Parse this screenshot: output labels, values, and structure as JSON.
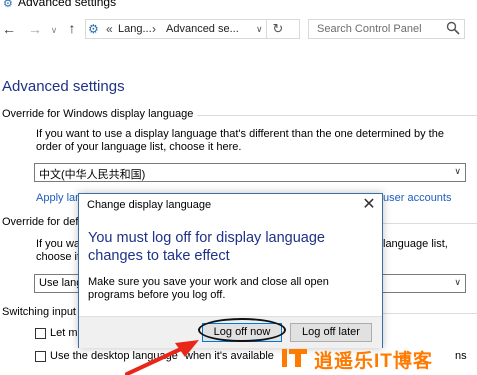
{
  "window": {
    "title": "Advanced settings"
  },
  "nav": {
    "crumb_separator": "«",
    "breadcrumb_1": "Lang...",
    "breadcrumb_sep": "›",
    "breadcrumb_2": "Advanced se...",
    "search_placeholder": "Search Control Panel"
  },
  "page": {
    "title": "Advanced settings",
    "override_display": {
      "title": "Override for Windows display language",
      "description": "If you want to use a display language that's different than the one determined by the order of your language list, choose it here.",
      "selected": "中文(中华人民共和国)",
      "link_prefix": "Apply lan",
      "link_suffix": "user accounts"
    },
    "override_default": {
      "title_partial": "Override for defa",
      "desc_line1_partial": "If you wa",
      "desc_line1_tail": "language list,",
      "desc_line2_partial": "choose it",
      "selected_partial": "Use lang"
    },
    "switching": {
      "title_partial": "Switching input m",
      "cb1_label_partial": "Let me",
      "cb2_label_prefix": "Use the desktop language",
      "cb2_label_suffix": "when it's available",
      "cb2_right_partial": "ns"
    }
  },
  "dialog": {
    "title": "Change display language",
    "main_instruction": "You must log off for display language changes to take effect",
    "sub_text": "Make sure you save your work and close all open programs before you log off.",
    "btn_now": "Log off now",
    "btn_later": "Log off later"
  },
  "watermark": {
    "text": "逍遥乐IT博客"
  },
  "colors": {
    "accent": "#1e3287",
    "link": "#1e5ebf",
    "arrow": "#e8261a",
    "watermark": "#ff7a00"
  }
}
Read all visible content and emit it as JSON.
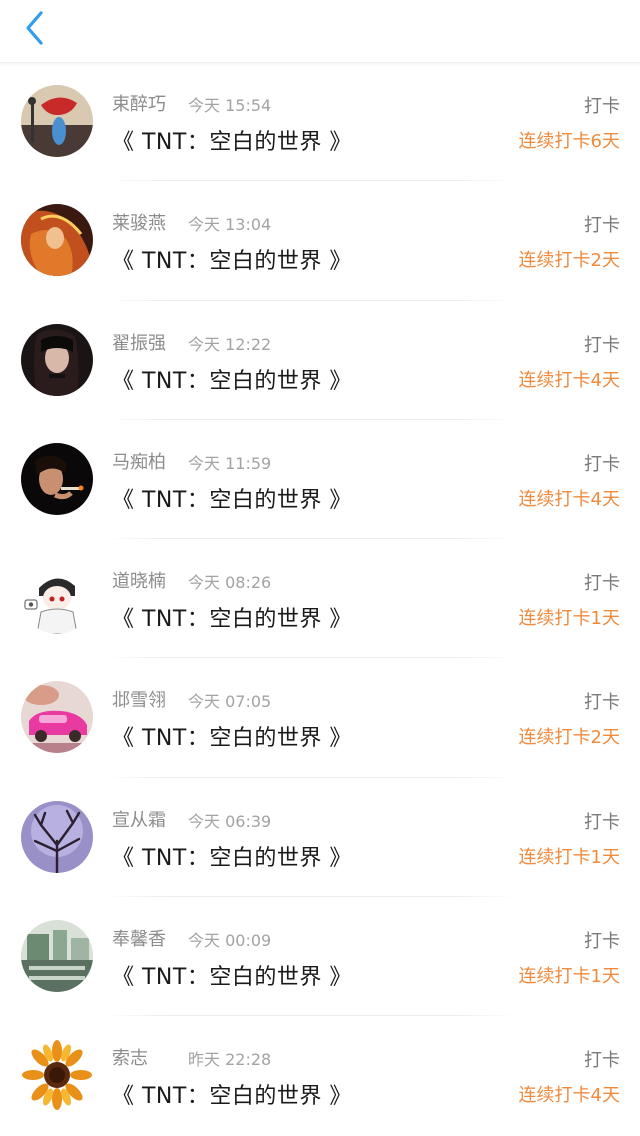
{
  "header": {
    "back_icon": "chevron-left-icon",
    "accent_color": "#2f9cf0"
  },
  "entries": [
    {
      "name": "束醉巧",
      "time": "今天 15:54",
      "title": "《 TNT：空白的世界 》",
      "checkin": "打卡",
      "streak": "连续打卡6天"
    },
    {
      "name": "莱骏燕",
      "time": "今天 13:04",
      "title": "《 TNT：空白的世界 》",
      "checkin": "打卡",
      "streak": "连续打卡2天"
    },
    {
      "name": "翟振强",
      "time": "今天 12:22",
      "title": "《 TNT：空白的世界 》",
      "checkin": "打卡",
      "streak": "连续打卡4天"
    },
    {
      "name": "马痴柏",
      "time": "今天 11:59",
      "title": "《 TNT：空白的世界 》",
      "checkin": "打卡",
      "streak": "连续打卡4天"
    },
    {
      "name": "道晓楠",
      "time": "今天 08:26",
      "title": "《 TNT：空白的世界 》",
      "checkin": "打卡",
      "streak": "连续打卡1天"
    },
    {
      "name": "邶雪翎",
      "time": "今天 07:05",
      "title": "《 TNT：空白的世界 》",
      "checkin": "打卡",
      "streak": "连续打卡2天"
    },
    {
      "name": "宣从霜",
      "time": "今天 06:39",
      "title": "《 TNT：空白的世界 》",
      "checkin": "打卡",
      "streak": "连续打卡1天"
    },
    {
      "name": "奉馨香",
      "time": "今天 00:09",
      "title": "《 TNT：空白的世界 》",
      "checkin": "打卡",
      "streak": "连续打卡1天"
    },
    {
      "name": "索志",
      "time": "昨天 22:28",
      "title": "《 TNT：空白的世界 》",
      "checkin": "打卡",
      "streak": "连续打卡4天"
    }
  ],
  "colors": {
    "streak": "#f08a3c",
    "name": "#8c8c8c",
    "title": "#1a1a1a"
  }
}
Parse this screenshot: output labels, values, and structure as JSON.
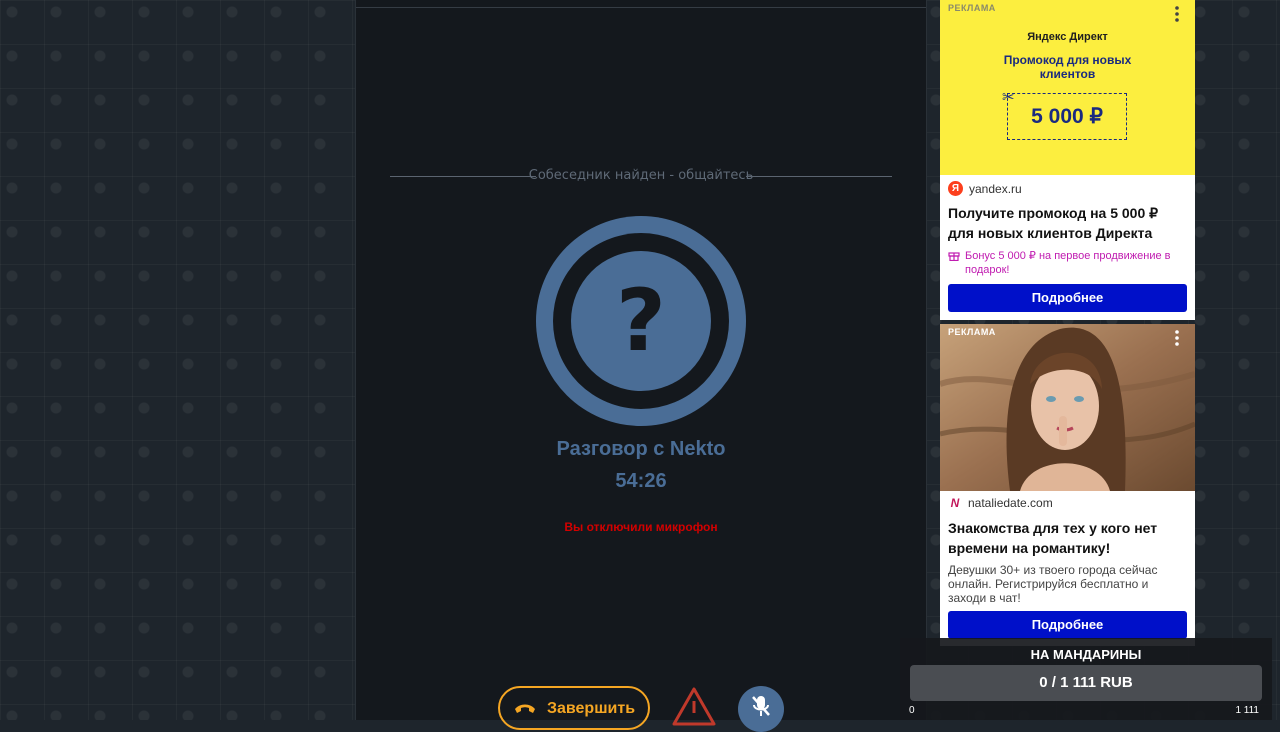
{
  "chat": {
    "divider_text": "Собеседник найден - общайтесь",
    "conversation_title": "Разговор с Nekto",
    "timer": "54:26",
    "mic_warning": "Вы отключили микрофон",
    "end_button_label": "Завершить",
    "avatar_glyph": "?"
  },
  "ads": [
    {
      "label": "РЕКЛАМА",
      "banner_brand": "Яндекс Директ",
      "banner_headline": "Промокод для новых клиентов",
      "coupon_amount": "5 000 ₽",
      "source_logo": "Я",
      "source": "yandex.ru",
      "title": "Получите промокод на 5 000 ₽ для новых клиентов Директа",
      "bonus": "Бонус 5 000 ₽ на первое продвижение в подарок!",
      "button": "Подробнее"
    },
    {
      "label": "РЕКЛАМА",
      "source_logo": "N",
      "source": "nataliedate.com",
      "title": "Знакомства для тех у кого нет времени на романтику!",
      "description": "Девушки 30+ из твоего города сейчас онлайн. Регистрируйся бесплатно и заходи в чат!",
      "button": "Подробнее"
    }
  ],
  "donation": {
    "title": "НА МАНДАРИНЫ",
    "progress": "0 / 1 111 RUB",
    "min": "0",
    "max": "1 111",
    "fraction": 0
  },
  "colors": {
    "accent": "#4a6d96",
    "end_button": "#f5a623",
    "warning": "#d30000",
    "ad_button": "#0010c9",
    "banner_yellow": "#fcee3f"
  }
}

▶ INSTRUCTIONS TO FOLLOW
Reproduce the full material exactly, excluding the pictures.

▶ SOLUTION TO THE EXERCISE
Parse this screenshot: output labels, values, and structure as JSON.
{
  "window": {
    "title": "Advanced settings"
  },
  "nav": {
    "crumb_separator": "«",
    "breadcrumb_1": "Lang...",
    "breadcrumb_sep": "›",
    "breadcrumb_2": "Advanced se...",
    "search_placeholder": "Search Control Panel"
  },
  "page": {
    "title": "Advanced settings",
    "override_display": {
      "title": "Override for Windows display language",
      "description": "If you want to use a display language that's different than the one determined by the order of your language list, choose it here.",
      "selected": "中文(中华人民共和国)",
      "link_prefix": "Apply lan",
      "link_suffix": "user accounts"
    },
    "override_default": {
      "title_partial": "Override for defa",
      "desc_line1_partial": "If you wa",
      "desc_line1_tail": "language list,",
      "desc_line2_partial": "choose it",
      "selected_partial": "Use lang"
    },
    "switching": {
      "title_partial": "Switching input m",
      "cb1_label_partial": "Let me",
      "cb2_label_prefix": "Use the desktop language",
      "cb2_label_suffix": "when it's available",
      "cb2_right_partial": "ns"
    }
  },
  "dialog": {
    "title": "Change display language",
    "main_instruction": "You must log off for display language changes to take effect",
    "sub_text": "Make sure you save your work and close all open programs before you log off.",
    "btn_now": "Log off now",
    "btn_later": "Log off later"
  },
  "watermark": {
    "text": "逍遥乐IT博客"
  },
  "colors": {
    "accent": "#1e3287",
    "link": "#1e5ebf",
    "arrow": "#e8261a",
    "watermark": "#ff7a00"
  }
}
Read all visible content and emit it as JSON.
{
  "header": {
    "back_icon": "chevron-left-icon",
    "accent_color": "#2f9cf0"
  },
  "entries": [
    {
      "name": "束醉巧",
      "time": "今天 15:54",
      "title": "《 TNT：空白的世界 》",
      "checkin": "打卡",
      "streak": "连续打卡6天"
    },
    {
      "name": "莱骏燕",
      "time": "今天 13:04",
      "title": "《 TNT：空白的世界 》",
      "checkin": "打卡",
      "streak": "连续打卡2天"
    },
    {
      "name": "翟振强",
      "time": "今天 12:22",
      "title": "《 TNT：空白的世界 》",
      "checkin": "打卡",
      "streak": "连续打卡4天"
    },
    {
      "name": "马痴柏",
      "time": "今天 11:59",
      "title": "《 TNT：空白的世界 》",
      "checkin": "打卡",
      "streak": "连续打卡4天"
    },
    {
      "name": "道晓楠",
      "time": "今天 08:26",
      "title": "《 TNT：空白的世界 》",
      "checkin": "打卡",
      "streak": "连续打卡1天"
    },
    {
      "name": "邶雪翎",
      "time": "今天 07:05",
      "title": "《 TNT：空白的世界 》",
      "checkin": "打卡",
      "streak": "连续打卡2天"
    },
    {
      "name": "宣从霜",
      "time": "今天 06:39",
      "title": "《 TNT：空白的世界 》",
      "checkin": "打卡",
      "streak": "连续打卡1天"
    },
    {
      "name": "奉馨香",
      "time": "今天 00:09",
      "title": "《 TNT：空白的世界 》",
      "checkin": "打卡",
      "streak": "连续打卡1天"
    },
    {
      "name": "索志",
      "time": "昨天 22:28",
      "title": "《 TNT：空白的世界 》",
      "checkin": "打卡",
      "streak": "连续打卡4天"
    }
  ],
  "colors": {
    "streak": "#f08a3c",
    "name": "#8c8c8c",
    "title": "#1a1a1a"
  }
}
Parse this screenshot: output labels, values, and structure as JSON.
{
  "chat": {
    "divider_text": "Собеседник найден - общайтесь",
    "conversation_title": "Разговор с Nekto",
    "timer": "54:26",
    "mic_warning": "Вы отключили микрофон",
    "end_button_label": "Завершить",
    "avatar_glyph": "?"
  },
  "ads": [
    {
      "label": "РЕКЛАМА",
      "banner_brand": "Яндекс Директ",
      "banner_headline": "Промокод для новых клиентов",
      "coupon_amount": "5 000 ₽",
      "source_logo": "Я",
      "source": "yandex.ru",
      "title": "Получите промокод на 5 000 ₽ для новых клиентов Директа",
      "bonus": "Бонус 5 000 ₽ на первое продвижение в подарок!",
      "button": "Подробнее"
    },
    {
      "label": "РЕКЛАМА",
      "source_logo": "N",
      "source": "nataliedate.com",
      "title": "Знакомства для тех у кого нет времени на романтику!",
      "description": "Девушки 30+ из твоего города сейчас онлайн. Регистрируйся бесплатно и заходи в чат!",
      "button": "Подробнее"
    }
  ],
  "donation": {
    "title": "НА МАНДАРИНЫ",
    "progress": "0 / 1 111 RUB",
    "min": "0",
    "max": "1 111",
    "fraction": 0
  },
  "colors": {
    "accent": "#4a6d96",
    "end_button": "#f5a623",
    "warning": "#d30000",
    "ad_button": "#0010c9",
    "banner_yellow": "#fcee3f"
  }
}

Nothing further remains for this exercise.